▶ _Provided data_:
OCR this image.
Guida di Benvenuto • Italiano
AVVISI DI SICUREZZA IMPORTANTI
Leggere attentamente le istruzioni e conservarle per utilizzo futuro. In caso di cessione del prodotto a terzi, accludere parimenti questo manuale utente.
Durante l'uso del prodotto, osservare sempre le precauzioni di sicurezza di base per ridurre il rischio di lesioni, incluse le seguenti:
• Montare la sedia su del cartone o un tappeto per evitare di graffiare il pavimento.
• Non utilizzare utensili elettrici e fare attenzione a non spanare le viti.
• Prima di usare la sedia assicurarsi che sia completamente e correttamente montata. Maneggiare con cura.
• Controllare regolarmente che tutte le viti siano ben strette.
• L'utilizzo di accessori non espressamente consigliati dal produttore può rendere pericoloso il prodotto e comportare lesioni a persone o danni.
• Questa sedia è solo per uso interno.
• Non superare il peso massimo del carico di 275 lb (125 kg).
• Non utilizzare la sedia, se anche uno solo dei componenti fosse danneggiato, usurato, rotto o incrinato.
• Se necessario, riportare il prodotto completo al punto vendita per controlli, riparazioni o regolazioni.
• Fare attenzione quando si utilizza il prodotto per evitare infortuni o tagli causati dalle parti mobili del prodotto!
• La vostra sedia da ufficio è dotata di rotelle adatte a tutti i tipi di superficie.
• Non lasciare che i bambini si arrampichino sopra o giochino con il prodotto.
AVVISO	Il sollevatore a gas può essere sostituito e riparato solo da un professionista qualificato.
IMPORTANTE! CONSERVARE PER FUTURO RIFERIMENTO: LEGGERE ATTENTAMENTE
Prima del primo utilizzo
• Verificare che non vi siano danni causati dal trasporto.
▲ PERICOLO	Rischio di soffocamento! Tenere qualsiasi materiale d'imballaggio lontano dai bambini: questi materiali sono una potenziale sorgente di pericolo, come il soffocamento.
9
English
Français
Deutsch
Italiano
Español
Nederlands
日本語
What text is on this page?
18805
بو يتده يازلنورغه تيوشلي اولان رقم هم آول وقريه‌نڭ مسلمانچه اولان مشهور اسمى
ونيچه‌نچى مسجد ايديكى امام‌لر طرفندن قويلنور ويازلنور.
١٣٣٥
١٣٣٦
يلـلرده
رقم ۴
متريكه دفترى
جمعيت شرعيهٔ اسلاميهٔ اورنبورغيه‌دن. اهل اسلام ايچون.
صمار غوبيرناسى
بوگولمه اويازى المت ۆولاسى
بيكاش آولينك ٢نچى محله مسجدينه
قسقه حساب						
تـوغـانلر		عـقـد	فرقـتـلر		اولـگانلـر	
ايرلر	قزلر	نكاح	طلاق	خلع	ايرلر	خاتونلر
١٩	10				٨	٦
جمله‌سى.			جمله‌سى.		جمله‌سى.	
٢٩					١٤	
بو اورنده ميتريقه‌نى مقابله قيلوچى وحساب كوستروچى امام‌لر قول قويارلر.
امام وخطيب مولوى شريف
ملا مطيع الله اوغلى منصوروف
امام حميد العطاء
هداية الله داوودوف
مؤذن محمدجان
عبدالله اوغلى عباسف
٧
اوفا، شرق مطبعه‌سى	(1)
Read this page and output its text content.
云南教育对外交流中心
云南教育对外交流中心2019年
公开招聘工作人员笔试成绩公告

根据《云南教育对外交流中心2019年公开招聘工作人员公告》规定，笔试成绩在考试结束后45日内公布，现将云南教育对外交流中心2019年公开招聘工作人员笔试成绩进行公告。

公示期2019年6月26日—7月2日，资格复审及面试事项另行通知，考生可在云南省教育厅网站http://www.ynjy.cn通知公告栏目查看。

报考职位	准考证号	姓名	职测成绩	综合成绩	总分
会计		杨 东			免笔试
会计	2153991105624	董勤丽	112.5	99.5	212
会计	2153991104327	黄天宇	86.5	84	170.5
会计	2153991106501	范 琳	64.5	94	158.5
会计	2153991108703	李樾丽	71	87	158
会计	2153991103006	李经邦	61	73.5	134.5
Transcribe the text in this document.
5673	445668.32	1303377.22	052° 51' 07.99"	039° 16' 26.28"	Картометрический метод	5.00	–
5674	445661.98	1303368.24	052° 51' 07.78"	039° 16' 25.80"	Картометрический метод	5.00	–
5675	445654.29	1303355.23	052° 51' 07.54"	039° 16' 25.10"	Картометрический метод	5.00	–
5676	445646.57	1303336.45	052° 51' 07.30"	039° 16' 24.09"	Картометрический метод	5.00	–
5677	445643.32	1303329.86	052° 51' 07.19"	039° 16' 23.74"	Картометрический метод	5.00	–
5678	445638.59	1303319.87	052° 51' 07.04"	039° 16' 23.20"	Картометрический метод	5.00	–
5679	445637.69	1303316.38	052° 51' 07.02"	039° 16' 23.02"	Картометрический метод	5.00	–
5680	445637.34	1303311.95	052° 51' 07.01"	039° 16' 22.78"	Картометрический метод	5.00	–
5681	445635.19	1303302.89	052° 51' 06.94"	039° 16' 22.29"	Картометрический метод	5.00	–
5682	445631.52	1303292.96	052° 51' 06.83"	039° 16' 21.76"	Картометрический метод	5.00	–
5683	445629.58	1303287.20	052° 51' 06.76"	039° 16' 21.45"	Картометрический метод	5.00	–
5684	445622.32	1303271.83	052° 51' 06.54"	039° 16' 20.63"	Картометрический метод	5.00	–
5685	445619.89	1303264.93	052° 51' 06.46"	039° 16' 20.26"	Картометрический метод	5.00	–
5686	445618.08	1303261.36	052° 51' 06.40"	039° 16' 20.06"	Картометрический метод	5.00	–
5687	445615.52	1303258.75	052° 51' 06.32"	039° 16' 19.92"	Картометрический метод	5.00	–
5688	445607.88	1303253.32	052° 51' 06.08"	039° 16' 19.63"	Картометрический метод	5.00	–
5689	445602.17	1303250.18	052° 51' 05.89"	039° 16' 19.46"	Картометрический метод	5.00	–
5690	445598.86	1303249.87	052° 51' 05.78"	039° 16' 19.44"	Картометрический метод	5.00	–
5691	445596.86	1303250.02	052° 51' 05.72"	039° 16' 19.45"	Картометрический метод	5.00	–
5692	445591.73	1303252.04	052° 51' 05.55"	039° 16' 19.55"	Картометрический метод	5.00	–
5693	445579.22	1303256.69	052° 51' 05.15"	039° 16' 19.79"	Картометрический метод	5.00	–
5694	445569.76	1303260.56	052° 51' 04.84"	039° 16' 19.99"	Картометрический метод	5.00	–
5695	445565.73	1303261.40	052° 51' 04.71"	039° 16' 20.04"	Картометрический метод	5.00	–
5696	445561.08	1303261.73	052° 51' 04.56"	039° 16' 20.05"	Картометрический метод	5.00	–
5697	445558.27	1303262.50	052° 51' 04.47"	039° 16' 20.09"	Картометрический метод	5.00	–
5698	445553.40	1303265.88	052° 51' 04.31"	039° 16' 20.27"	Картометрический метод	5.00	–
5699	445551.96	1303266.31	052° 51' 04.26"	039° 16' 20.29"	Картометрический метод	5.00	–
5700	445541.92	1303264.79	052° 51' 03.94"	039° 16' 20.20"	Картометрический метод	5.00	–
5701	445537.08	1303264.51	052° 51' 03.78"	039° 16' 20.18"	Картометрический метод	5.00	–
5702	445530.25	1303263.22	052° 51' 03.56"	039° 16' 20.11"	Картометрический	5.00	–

▶ _Short problem_:
Return each line of the records above exactly as it reads.

▶ _Output below_:
OCR this image.
Guida di Benvenuto • Italiano
AVVISI DI SICUREZZA IMPORTANTI
Leggere attentamente le istruzioni e conservarle per utilizzo futuro. In caso di cessione del prodotto a terzi, accludere parimenti questo manuale utente.
Durante l'uso del prodotto, osservare sempre le precauzioni di sicurezza di base per ridurre il rischio di lesioni, incluse le seguenti:
• Montare la sedia su del cartone o un tappeto per evitare di graffiare il pavimento.
• Non utilizzare utensili elettrici e fare attenzione a non spanare le viti.
• Prima di usare la sedia assicurarsi che sia completamente e correttamente montata. Maneggiare con cura.
• Controllare regolarmente che tutte le viti siano ben strette.
• L'utilizzo di accessori non espressamente consigliati dal produttore può rendere pericoloso il prodotto e comportare lesioni a persone o danni.
• Questa sedia è solo per uso interno.
• Non superare il peso massimo del carico di 275 lb (125 kg).
• Non utilizzare la sedia, se anche uno solo dei componenti fosse danneggiato, usurato, rotto o incrinato.
• Se necessario, riportare il prodotto completo al punto vendita per controlli, riparazioni o regolazioni.
• Fare attenzione quando si utilizza il prodotto per evitare infortuni o tagli causati dalle parti mobili del prodotto!
• La vostra sedia da ufficio è dotata di rotelle adatte a tutti i tipi di superficie.
• Non lasciare che i bambini si arrampichino sopra o giochino con il prodotto.
AVVISO	Il sollevatore a gas può essere sostituito e riparato solo da un professionista qualificato.
IMPORTANTE! CONSERVARE PER FUTURO RIFERIMENTO: LEGGERE ATTENTAMENTE
Prima del primo utilizzo
• Verificare che non vi siano danni causati dal trasporto.
▲ PERICOLO	Rischio di soffocamento! Tenere qualsiasi materiale d'imballaggio lontano dai bambini: questi materiali sono una potenziale sorgente di pericolo, come il soffocamento.
9
English
Français
Deutsch
Italiano
Español
Nederlands
日本語
What text is on this page?
18805
بو يتده يازلنورغه تيوشلي اولان رقم هم آول وقريه‌نڭ مسلمانچه اولان مشهور اسمى
ونيچه‌نچى مسجد ايديكى امام‌لر طرفندن قويلنور ويازلنور.
١٣٣٥
١٣٣٦
يلـلرده
رقم ۴
متريكه دفترى
جمعيت شرعيهٔ اسلاميهٔ اورنبورغيه‌دن. اهل اسلام ايچون.
صمار غوبيرناسى
بوگولمه اويازى المت ۆولاسى
بيكاش آولينك ٢نچى محله مسجدينه
قسقه حساب						
تـوغـانلر		عـقـد	فرقـتـلر		اولـگانلـر	
ايرلر	قزلر	نكاح	طلاق	خلع	ايرلر	خاتونلر
١٩	10				٨	٦
جمله‌سى.			جمله‌سى.		جمله‌سى.	
٢٩					١٤	
بو اورنده ميتريقه‌نى مقابله قيلوچى وحساب كوستروچى امام‌لر قول قويارلر.
امام وخطيب مولوى شريف
ملا مطيع الله اوغلى منصوروف
امام حميد العطاء
هداية الله داوودوف
مؤذن محمدجان
عبدالله اوغلى عباسف
٧
اوفا، شرق مطبعه‌سى	(1)
Read this page and output its text content.
云南教育对外交流中心
云南教育对外交流中心2019年
公开招聘工作人员笔试成绩公告

根据《云南教育对外交流中心2019年公开招聘工作人员公告》规定，笔试成绩在考试结束后45日内公布，现将云南教育对外交流中心2019年公开招聘工作人员笔试成绩进行公告。

公示期2019年6月26日—7月2日，资格复审及面试事项另行通知，考生可在云南省教育厅网站http://www.ynjy.cn通知公告栏目查看。

报考职位	准考证号	姓名	职测成绩	综合成绩	总分
会计		杨 东			免笔试
会计	2153991105624	董勤丽	112.5	99.5	212
会计	2153991104327	黄天宇	86.5	84	170.5
会计	2153991106501	范 琳	64.5	94	158.5
会计	2153991108703	李樾丽	71	87	158
会计	2153991103006	李经邦	61	73.5	134.5
Transcribe the text in this document.
5673	445668.32	1303377.22	052° 51' 07.99"	039° 16' 26.28"	Картометрический метод	5.00	–
5674	445661.98	1303368.24	052° 51' 07.78"	039° 16' 25.80"	Картометрический метод	5.00	–
5675	445654.29	1303355.23	052° 51' 07.54"	039° 16' 25.10"	Картометрический метод	5.00	–
5676	445646.57	1303336.45	052° 51' 07.30"	039° 16' 24.09"	Картометрический метод	5.00	–
5677	445643.32	1303329.86	052° 51' 07.19"	039° 16' 23.74"	Картометрический метод	5.00	–
5678	445638.59	1303319.87	052° 51' 07.04"	039° 16' 23.20"	Картометрический метод	5.00	–
5679	445637.69	1303316.38	052° 51' 07.02"	039° 16' 23.02"	Картометрический метод	5.00	–
5680	445637.34	1303311.95	052° 51' 07.01"	039° 16' 22.78"	Картометрический метод	5.00	–
5681	445635.19	1303302.89	052° 51' 06.94"	039° 16' 22.29"	Картометрический метод	5.00	–
5682	445631.52	1303292.96	052° 51' 06.83"	039° 16' 21.76"	Картометрический метод	5.00	–
5683	445629.58	1303287.20	052° 51' 06.76"	039° 16' 21.45"	Картометрический метод	5.00	–
5684	445622.32	1303271.83	052° 51' 06.54"	039° 16' 20.63"	Картометрический метод	5.00	–
5685	445619.89	1303264.93	052° 51' 06.46"	039° 16' 20.26"	Картометрический метод	5.00	–
5686	445618.08	1303261.36	052° 51' 06.40"	039° 16' 20.06"	Картометрический метод	5.00	–
5687	445615.52	1303258.75	052° 51' 06.32"	039° 16' 19.92"	Картометрический метод	5.00	–
5688	445607.88	1303253.32	052° 51' 06.08"	039° 16' 19.63"	Картометрический метод	5.00	–
5689	445602.17	1303250.18	052° 51' 05.89"	039° 16' 19.46"	Картометрический метод	5.00	–
5690	445598.86	1303249.87	052° 51' 05.78"	039° 16' 19.44"	Картометрический метод	5.00	–
5691	445596.86	1303250.02	052° 51' 05.72"	039° 16' 19.45"	Картометрический метод	5.00	–
5692	445591.73	1303252.04	052° 51' 05.55"	039° 16' 19.55"	Картометрический метод	5.00	–
5693	445579.22	1303256.69	052° 51' 05.15"	039° 16' 19.79"	Картометрический метод	5.00	–
5694	445569.76	1303260.56	052° 51' 04.84"	039° 16' 19.99"	Картометрический метод	5.00	–
5695	445565.73	1303261.40	052° 51' 04.71"	039° 16' 20.04"	Картометрический метод	5.00	–
5696	445561.08	1303261.73	052° 51' 04.56"	039° 16' 20.05"	Картометрический метод	5.00	–
5697	445558.27	1303262.50	052° 51' 04.47"	039° 16' 20.09"	Картометрический метод	5.00	–
5698	445553.40	1303265.88	052° 51' 04.31"	039° 16' 20.27"	Картометрический метод	5.00	–
5699	445551.96	1303266.31	052° 51' 04.26"	039° 16' 20.29"	Картометрический метод	5.00	–
5700	445541.92	1303264.79	052° 51' 03.94"	039° 16' 20.20"	Картометрический метод	5.00	–
5701	445537.08	1303264.51	052° 51' 03.78"	039° 16' 20.18"	Картометрический метод	5.00	–
5702	445530.25	1303263.22	052° 51' 03.56"	039° 16' 20.11"	Картометрический	5.00	–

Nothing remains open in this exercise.